##### Data lines #####

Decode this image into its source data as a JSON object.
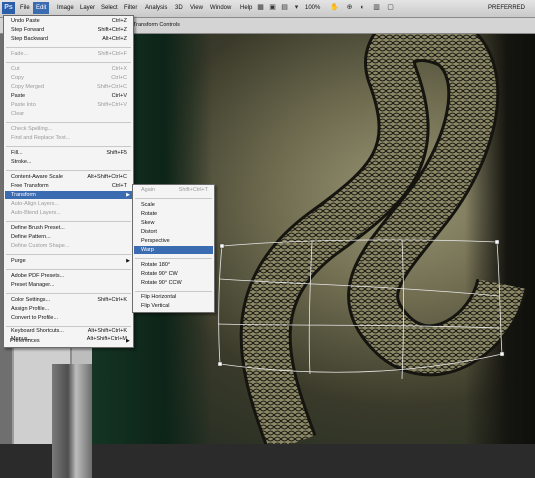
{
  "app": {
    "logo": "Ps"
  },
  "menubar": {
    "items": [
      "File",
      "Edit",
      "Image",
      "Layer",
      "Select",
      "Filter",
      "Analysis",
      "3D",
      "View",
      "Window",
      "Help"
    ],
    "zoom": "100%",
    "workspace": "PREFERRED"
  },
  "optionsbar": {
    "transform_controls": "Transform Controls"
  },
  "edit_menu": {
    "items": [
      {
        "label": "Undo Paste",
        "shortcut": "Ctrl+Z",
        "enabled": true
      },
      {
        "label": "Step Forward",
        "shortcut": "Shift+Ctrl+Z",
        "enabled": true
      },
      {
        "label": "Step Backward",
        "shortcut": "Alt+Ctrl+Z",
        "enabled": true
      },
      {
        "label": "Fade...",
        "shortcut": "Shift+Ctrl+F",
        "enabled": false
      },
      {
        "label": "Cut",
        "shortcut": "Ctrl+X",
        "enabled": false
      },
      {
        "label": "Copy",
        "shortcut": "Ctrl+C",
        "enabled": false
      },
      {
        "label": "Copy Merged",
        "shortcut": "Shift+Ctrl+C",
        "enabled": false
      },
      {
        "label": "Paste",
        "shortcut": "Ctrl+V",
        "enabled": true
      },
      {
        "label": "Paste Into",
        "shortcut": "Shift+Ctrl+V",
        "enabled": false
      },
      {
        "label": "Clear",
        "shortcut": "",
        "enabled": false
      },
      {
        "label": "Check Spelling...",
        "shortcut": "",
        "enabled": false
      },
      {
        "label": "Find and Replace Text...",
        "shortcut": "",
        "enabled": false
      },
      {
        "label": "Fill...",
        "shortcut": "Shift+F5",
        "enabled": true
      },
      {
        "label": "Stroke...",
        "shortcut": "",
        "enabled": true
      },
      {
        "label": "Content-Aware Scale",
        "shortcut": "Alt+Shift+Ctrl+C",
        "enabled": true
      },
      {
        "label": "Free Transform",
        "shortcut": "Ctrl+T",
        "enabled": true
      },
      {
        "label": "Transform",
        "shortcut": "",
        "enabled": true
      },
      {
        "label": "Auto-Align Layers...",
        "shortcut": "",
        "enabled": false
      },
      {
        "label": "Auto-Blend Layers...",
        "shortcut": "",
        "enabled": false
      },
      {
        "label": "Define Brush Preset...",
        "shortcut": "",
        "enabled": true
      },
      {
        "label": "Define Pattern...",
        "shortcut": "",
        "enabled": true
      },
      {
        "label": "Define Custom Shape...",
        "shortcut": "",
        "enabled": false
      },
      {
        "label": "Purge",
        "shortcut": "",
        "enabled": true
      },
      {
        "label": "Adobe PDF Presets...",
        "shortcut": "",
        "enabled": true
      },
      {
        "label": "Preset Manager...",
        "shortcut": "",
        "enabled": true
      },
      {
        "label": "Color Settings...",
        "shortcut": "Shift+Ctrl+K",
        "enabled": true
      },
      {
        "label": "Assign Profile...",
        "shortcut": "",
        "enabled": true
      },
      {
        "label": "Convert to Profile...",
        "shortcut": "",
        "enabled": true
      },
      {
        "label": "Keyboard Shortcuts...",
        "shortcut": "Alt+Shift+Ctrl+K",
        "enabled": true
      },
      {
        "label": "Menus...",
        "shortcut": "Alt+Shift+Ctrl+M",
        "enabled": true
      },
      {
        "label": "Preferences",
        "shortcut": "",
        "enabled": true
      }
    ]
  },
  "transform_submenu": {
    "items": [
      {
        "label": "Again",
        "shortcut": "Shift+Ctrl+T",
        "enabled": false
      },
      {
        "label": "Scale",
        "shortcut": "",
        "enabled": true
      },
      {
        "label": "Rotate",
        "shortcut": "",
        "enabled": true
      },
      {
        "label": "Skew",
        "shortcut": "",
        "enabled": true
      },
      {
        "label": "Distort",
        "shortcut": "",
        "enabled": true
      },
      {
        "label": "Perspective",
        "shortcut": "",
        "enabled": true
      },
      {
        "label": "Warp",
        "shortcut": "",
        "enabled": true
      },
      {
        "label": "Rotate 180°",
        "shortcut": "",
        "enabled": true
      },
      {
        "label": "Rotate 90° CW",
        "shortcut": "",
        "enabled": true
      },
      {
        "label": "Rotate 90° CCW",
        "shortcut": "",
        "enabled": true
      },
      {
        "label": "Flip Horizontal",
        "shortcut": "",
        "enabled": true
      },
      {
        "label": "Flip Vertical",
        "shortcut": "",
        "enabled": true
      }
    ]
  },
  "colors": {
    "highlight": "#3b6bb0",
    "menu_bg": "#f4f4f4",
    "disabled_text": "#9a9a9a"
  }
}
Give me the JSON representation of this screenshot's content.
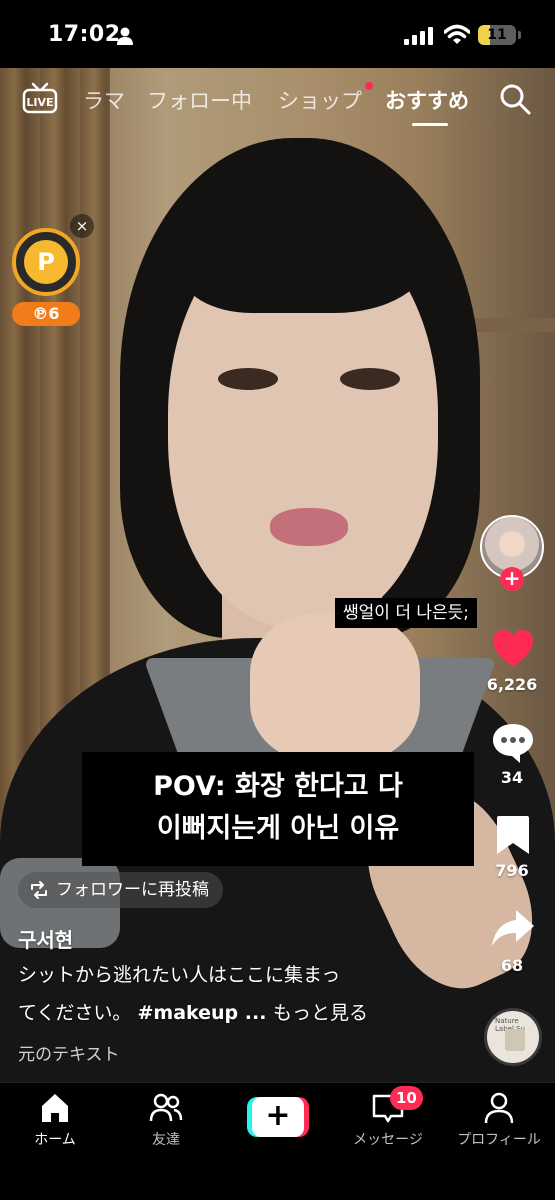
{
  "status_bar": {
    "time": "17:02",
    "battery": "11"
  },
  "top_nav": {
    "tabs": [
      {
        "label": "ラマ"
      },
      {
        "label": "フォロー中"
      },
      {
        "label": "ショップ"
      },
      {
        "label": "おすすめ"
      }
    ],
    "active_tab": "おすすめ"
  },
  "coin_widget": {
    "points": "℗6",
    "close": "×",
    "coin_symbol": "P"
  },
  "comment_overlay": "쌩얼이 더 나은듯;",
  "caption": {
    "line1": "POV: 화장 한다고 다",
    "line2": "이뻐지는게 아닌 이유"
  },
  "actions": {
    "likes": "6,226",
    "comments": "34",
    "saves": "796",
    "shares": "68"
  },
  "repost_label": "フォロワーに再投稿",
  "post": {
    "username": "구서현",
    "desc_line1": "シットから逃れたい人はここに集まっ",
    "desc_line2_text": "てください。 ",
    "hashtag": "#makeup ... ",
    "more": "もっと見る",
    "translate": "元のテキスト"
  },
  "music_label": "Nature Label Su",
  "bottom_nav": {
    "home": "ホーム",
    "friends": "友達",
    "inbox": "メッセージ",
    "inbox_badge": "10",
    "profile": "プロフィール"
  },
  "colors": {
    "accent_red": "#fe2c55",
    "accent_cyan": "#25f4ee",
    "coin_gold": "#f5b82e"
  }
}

#####
##### Data lines #####

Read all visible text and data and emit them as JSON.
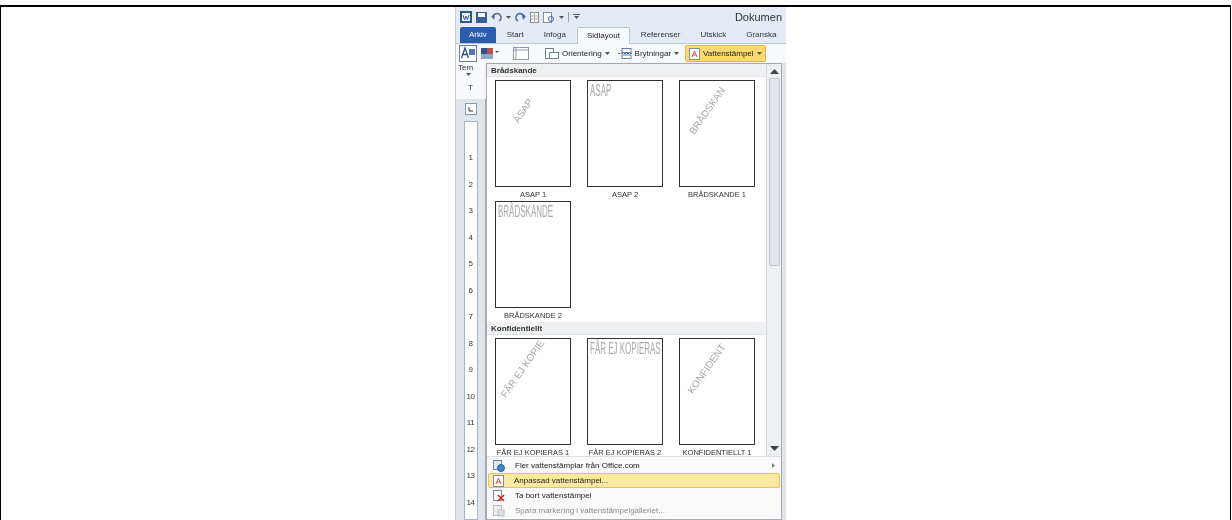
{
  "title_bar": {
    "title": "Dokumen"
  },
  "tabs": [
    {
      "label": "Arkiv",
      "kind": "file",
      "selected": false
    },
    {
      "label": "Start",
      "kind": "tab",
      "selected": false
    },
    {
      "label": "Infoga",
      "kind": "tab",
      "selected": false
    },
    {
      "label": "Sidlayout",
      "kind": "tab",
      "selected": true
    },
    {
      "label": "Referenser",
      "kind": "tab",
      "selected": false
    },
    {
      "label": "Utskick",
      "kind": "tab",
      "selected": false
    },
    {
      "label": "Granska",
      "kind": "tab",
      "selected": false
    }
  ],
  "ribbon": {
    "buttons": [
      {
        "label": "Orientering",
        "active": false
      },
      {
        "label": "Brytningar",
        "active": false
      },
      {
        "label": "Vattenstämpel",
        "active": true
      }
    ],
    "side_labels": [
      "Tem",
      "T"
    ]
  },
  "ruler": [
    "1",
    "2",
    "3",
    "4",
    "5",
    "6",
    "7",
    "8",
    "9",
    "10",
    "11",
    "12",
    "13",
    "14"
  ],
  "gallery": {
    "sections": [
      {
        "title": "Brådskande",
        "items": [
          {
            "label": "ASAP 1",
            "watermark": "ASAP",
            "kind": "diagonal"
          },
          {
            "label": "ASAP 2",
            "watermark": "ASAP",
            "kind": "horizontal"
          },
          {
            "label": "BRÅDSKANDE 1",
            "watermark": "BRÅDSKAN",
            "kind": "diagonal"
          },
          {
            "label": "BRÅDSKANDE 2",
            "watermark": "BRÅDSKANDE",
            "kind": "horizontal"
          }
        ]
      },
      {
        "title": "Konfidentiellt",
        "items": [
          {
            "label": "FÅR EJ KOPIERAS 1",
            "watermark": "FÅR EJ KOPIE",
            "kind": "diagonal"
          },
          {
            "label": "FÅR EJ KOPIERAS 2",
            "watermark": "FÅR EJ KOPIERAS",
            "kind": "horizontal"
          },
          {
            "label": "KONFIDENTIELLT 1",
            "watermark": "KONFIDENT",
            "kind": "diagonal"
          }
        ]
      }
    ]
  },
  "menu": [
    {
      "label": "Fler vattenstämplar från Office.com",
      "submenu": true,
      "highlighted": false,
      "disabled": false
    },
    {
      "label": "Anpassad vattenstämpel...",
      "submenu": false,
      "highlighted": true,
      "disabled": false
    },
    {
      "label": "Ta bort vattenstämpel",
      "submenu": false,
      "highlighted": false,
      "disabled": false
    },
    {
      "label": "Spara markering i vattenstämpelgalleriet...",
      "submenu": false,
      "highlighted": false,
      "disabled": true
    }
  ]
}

#####

Select every line in the records above that contains the word "Shift".

Task response
        "shortcut": "Shift+Ctrl+Z",
        "shortcut": "Shift+Ctrl+F",
        "shortcut": "Shift+Ctrl+C",
        "shortcut": "Shift+Ctrl+V",
        "shortcut": "Shift+F5",
        "shortcut": "Alt+Shift+Ctrl+C",
        "shortcut": "Shift+Ctrl+K",
        "shortcut": "Alt+Shift+Ctrl+K",
        "shortcut": "Alt+Shift+Ctrl+M",
        "shortcut": "Shift+Ctrl+T",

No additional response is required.